> **DATA TO USE**
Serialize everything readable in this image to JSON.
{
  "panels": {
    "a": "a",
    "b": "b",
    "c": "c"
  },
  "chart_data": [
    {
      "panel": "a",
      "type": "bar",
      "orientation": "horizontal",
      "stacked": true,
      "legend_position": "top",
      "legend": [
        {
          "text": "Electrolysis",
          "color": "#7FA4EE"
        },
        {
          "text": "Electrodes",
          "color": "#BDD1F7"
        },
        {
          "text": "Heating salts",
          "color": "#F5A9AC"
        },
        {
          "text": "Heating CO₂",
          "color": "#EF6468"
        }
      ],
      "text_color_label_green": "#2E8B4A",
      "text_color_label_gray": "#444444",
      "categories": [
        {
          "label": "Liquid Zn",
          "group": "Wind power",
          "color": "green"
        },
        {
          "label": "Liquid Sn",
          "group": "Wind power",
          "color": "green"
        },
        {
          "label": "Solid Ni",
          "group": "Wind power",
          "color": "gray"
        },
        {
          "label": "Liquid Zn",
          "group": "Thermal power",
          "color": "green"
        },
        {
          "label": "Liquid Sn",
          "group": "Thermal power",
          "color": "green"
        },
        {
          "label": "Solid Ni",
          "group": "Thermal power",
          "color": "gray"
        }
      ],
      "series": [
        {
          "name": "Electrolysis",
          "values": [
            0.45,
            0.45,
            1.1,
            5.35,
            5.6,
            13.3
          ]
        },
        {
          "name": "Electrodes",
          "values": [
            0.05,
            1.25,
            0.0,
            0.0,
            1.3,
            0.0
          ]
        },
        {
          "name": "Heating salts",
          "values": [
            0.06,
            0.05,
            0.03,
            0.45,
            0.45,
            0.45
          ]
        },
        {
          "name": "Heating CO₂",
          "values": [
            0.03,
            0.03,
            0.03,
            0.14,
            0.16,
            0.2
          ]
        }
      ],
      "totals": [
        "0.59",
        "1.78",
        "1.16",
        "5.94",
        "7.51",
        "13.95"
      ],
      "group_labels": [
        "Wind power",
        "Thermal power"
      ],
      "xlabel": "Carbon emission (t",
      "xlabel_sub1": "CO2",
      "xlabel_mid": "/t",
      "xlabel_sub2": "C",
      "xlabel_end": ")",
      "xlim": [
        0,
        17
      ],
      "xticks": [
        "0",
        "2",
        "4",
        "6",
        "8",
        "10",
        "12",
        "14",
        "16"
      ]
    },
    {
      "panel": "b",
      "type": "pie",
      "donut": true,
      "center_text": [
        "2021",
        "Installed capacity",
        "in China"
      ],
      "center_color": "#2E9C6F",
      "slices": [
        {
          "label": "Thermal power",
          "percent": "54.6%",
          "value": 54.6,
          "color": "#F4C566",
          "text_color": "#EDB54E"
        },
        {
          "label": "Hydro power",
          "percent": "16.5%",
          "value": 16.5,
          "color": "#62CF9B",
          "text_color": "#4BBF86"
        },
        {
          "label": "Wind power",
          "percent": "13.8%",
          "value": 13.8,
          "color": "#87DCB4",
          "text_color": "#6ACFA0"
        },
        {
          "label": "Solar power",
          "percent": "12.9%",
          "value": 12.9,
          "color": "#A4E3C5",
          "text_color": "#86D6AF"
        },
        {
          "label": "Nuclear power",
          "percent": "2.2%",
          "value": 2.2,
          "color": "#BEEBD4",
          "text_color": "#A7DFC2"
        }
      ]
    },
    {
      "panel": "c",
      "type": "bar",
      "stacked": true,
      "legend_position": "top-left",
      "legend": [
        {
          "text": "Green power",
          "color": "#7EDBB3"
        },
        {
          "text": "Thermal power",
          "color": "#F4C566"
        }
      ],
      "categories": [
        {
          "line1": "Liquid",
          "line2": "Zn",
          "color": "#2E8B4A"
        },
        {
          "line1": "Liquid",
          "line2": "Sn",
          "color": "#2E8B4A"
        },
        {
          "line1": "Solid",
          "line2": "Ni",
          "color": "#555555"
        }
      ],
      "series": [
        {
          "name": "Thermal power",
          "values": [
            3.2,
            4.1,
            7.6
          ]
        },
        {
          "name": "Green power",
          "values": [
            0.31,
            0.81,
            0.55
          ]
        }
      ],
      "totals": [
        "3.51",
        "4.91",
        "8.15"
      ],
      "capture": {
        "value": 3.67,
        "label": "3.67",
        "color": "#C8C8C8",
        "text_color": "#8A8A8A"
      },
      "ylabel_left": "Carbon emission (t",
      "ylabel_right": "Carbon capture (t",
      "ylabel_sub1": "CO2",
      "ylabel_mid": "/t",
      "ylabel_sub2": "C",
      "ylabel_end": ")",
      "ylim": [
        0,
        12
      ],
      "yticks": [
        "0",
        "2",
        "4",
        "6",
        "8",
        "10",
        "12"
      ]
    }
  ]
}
--
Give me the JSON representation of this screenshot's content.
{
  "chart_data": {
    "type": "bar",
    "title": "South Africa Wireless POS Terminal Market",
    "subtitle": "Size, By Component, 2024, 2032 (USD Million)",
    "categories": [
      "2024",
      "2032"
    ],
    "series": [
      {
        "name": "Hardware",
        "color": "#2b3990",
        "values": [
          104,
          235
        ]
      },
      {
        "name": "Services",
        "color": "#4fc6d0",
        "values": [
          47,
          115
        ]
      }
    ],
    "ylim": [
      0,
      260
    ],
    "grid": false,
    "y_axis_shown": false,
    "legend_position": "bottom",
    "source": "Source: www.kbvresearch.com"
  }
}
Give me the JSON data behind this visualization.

> **PROBLEM DESCRIPTION**
Transcribe each line of the data above, unaltered, from the one where "Give me the JSON representation" appears to the one where "Give me the JSON data" appears, inclusive of both.

> **OUTPUT FOR THIS EXERCISE**
Give me the JSON representation of this screenshot's content.
{
  "chart_data": {
    "type": "bar",
    "title": "South Africa Wireless POS Terminal Market",
    "subtitle": "Size, By Component, 2024, 2032 (USD Million)",
    "categories": [
      "2024",
      "2032"
    ],
    "series": [
      {
        "name": "Hardware",
        "color": "#2b3990",
        "values": [
          104,
          235
        ]
      },
      {
        "name": "Services",
        "color": "#4fc6d0",
        "values": [
          47,
          115
        ]
      }
    ],
    "ylim": [
      0,
      260
    ],
    "grid": false,
    "y_axis_shown": false,
    "legend_position": "bottom",
    "source": "Source: www.kbvresearch.com"
  }
}
Give me the JSON data behind this visualization.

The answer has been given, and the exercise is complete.